# EXERCISE TASK:
Your task is to filter the data below down to the lines holding "Package".

# DATASET ENTRIES:
■ ■ ■

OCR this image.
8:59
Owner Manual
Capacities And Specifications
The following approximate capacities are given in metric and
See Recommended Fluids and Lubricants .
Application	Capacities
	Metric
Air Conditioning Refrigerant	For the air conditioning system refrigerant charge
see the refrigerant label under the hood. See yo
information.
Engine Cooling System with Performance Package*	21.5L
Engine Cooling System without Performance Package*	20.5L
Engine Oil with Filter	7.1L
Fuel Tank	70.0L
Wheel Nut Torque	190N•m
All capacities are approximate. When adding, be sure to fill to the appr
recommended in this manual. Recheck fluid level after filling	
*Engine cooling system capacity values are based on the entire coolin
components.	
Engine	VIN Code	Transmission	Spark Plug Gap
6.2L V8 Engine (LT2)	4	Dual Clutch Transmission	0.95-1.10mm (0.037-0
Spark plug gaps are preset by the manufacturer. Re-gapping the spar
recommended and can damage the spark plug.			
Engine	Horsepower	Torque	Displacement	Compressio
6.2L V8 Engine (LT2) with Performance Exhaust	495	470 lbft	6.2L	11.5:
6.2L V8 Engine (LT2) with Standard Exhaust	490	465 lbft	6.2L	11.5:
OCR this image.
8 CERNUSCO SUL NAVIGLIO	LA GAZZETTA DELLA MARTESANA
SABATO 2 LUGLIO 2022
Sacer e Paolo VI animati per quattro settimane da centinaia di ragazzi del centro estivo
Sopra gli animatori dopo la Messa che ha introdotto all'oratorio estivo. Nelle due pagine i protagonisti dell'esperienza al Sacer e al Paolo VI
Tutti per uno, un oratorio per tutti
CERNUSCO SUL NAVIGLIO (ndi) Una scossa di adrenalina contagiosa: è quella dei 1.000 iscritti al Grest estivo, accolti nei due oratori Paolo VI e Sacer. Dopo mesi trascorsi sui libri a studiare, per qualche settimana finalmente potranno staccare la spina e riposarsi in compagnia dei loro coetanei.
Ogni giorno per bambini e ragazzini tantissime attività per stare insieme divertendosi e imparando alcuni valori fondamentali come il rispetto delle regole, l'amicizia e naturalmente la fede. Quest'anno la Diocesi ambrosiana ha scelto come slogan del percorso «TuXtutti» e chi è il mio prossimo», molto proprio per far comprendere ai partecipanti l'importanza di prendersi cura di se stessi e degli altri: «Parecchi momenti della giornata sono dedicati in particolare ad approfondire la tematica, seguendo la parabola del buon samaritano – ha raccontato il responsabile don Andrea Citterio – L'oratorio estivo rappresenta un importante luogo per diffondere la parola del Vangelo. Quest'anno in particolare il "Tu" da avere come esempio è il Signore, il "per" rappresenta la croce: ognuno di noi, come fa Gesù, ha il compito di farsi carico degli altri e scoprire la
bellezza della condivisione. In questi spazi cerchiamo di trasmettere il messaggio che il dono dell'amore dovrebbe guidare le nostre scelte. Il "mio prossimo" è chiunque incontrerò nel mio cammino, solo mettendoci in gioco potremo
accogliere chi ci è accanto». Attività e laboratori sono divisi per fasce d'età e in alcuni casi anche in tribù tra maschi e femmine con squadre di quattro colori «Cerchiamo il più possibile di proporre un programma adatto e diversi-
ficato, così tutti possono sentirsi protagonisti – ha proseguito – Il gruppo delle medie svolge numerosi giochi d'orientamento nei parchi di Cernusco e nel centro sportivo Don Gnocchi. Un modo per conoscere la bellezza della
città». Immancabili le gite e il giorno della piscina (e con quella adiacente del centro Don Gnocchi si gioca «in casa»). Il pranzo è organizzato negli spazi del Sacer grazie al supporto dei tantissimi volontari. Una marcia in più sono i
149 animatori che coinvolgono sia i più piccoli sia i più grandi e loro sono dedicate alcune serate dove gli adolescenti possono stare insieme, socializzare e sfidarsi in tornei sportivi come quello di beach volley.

■ ■ ■

# SOLVED PROBLEM:
Engine Cooling System with Performance Package*	21.5L
Engine Cooling System without Performance Package*	20.5L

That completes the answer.